[Artigo]:
....

O Safety Car entra na pista e os britânicos vão à loucura com a demora na parada de Hamilton, que o faz perder posições para Alonso e Raikkonen. “Demora uma eternidade, eternidade, para Lewis sair do pit!”, exclama Edwards. “Parece que o macaco falhou. Será que é de praxe eles terem um reserva ou eles esperavam ter problemas?”, questiona Coulthard. “E eles eram a única equipe treinando pit stop hoje de manhã. Ficaram obcecados com isso. Vão começar a fazer estratégias minimizando o número de pits”, Gené tira sarro.
Todos quase esquecem o líder. “Imagina a cara de Vettel com esse Safety”, diz Galvão. “Mas, Antonio, com o ritmo que ele tem…”, Jacobo Vega acredita que a vitória do piloto da Red Bull continua certa. “Sim, mas agora tem Grosjean atrás, vamos ver o verdadeiro ritmo. Cuidado que a corrida começou de novo, agora com Alonso em terceiro, graças a seu talento, aos riscos que correu e ao golpe de sorte com o erro da McLaren.” Coulthard, por outro lado, duvida que o francês faça frente ao alemão. “Se estivéssemos no Canadá, eu diria que Grosjean lutaria pela vitória. Mas a vantagem que Vettel conseguiu no começo foi muito grande. Agora eles estão com pneus médios, vamos ver o que acontece.”
A discussão fica em segundo plano quando, logo após a relargada, Alonso passa Grosjean por fora na curva 2, repetindo manobra anterior com Webber. “Talvez o engenheiro de Grosjean gostaria de ter avisado seu piloto que Alonso esteve praticando esse mesmo truque com Webber antes. Fantástico”, se empolga Coulthard. “Gigantesco Fernando Alonso! Em uma circunstância como essa, ele vai lutar pela vitória”, acredita Galvão. “O Alonso, para mim, e um piloto melhor que o Schumacher.”
Lobato quase perde o fôlego. “Ele passou!!IN-CRE-Í-BLE Fernando! Arquibancadas não acreditam. Valeu a pena gastar o que não tinha para vir para cá”. Gené diz que “há anos não via uma atuação dessas. É antológico.”
Mas a situação iria melhorar para o espanhol quando o líder Vettel encostou sua Red Bull. “Alonso lidera. O que aconteceu com ele? Será um furo? Drama no GP da Europa”, diz Edwards. “Enlouquece o torcedor!” diz Galvão. “Que longas são as corridas de F-1! Não é um sonho. É um presente dos céus, meu Deus!”, completa Lobato.
Mas a sensação geral é de que o piloto da Ferrari não terá vida fácil. Os espanhóis não se importam. “Mesmo se o Grosjean o ultrapassar, o segundo lugar é um resultado muito bom”, Gené pensa no campeonato, enquanto Coulthard questiona não ter SC com carro de Vettel na pista.

....

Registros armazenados

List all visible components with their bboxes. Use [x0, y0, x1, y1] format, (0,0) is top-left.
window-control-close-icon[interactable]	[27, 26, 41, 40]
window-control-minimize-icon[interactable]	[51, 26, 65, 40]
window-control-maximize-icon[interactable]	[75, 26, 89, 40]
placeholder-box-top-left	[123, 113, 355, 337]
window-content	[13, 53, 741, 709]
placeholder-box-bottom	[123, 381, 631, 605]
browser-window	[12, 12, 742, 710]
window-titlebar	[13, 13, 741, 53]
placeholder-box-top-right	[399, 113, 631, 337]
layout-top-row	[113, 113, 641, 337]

....

[Questões e tarefas]:
- 1) No artigo sobre o GP da Europa, por que Coulthard duvida que Grosjean consiga disputar a vitória com Vettel? Responda em uma a três frases.
- 2) No artigo sobre o GP da Europa, em que curva Alonso ultrapassa Grosjean logo após a relargada?
- 3) Prossiga com o artigo sobre o GP da Europa a partir do ponto em que ele termina.
A listagem é um material à parte, independente do artigo.

[Respostas às tarefas]:
- 1) Coulthard duvida porque a vantagem que Vettel conseguiu no começo da corrida foi muito grande. Ele afirma que, se estivessem no Canadá, diria que Grosjean lutaria pela vitória, mas lembra que agora os dois estão com pneus médios e que é preciso ver o que acontece.

- 2) Na curva 2, passando por fora.

- 3)
A discussão logo perde sentido, pois o francês também abandona. Os espanhóis, mais uma vez, estavam no comercial. “O que está acontecendo com esses carros confiáveis da F-1? Ano passado, todos completaram aqui, e agora perdemos o líder e aquele que estava em segundo lugar”, questiona Edwards, enquanto Coulthard destaca que Grosjean se preocupou em achar lugar para estacionar. “Esse é um cara que se sente à vontade com sua posição na F-1.”
Todos concordam que o único que pode atacar Alonso é Raikkonen, que está preso por Hamilton. “Os pneus de Alonso estão acabando, mas os de Hamilton também. Quem poderia lutar pela vitória é Raikkonen, mas ele tem de passar logo porque ficar atrás de Lewis só vai prejudicar seus pneus”, observa Anderson.
Quando vai ficando claro que o finlandês não tem velocidade para superar o inglês, começam as homenagens ao feito de Alonso. “Ele é inacreditável. Sei que a sorte jogou a seu lado hoje, mas ele tem um ritmo implacável e é um exemplo de líder, trazendo a Ferrari desde as dificuldades da pré-temporada. Todos achavam que seria uma vergonha. Não tem nada vergonhoso em ser o primeiro a vencer duas corridas na temporada”, afirma Coulthard. “É um GP em que um espanhol está fazendo mágica, lidera e merece como ninguém. Fernando tem o Kers das arquibancadas”, vê Lobato. “Alonso vai para vitória histórica, largando em 11º em pista de difícil ultrapassagem. Foi extremamente agressivo”, destaca Galvão.
Mas a corrida ainda guardava algumas brigas e, justamente o desgaste excessivo de pneus, que virara fantasma para os espanhóis e evitava uma comemoração antecipada, ‘atacara’ Hamilton. Raikkonen foi o primeiro passar, bem no momento em que Coulthard o criticava. “Sou apenas eu que estou vendo ou Kimi parece hesitante? Ele faz a manobra só para me calar!” Depois, é a vez de Maldonado. “Esses dois têm histórico!”, lembra o escocês. “Vai com calma que você vai passar, Pastor”, torce Lobato.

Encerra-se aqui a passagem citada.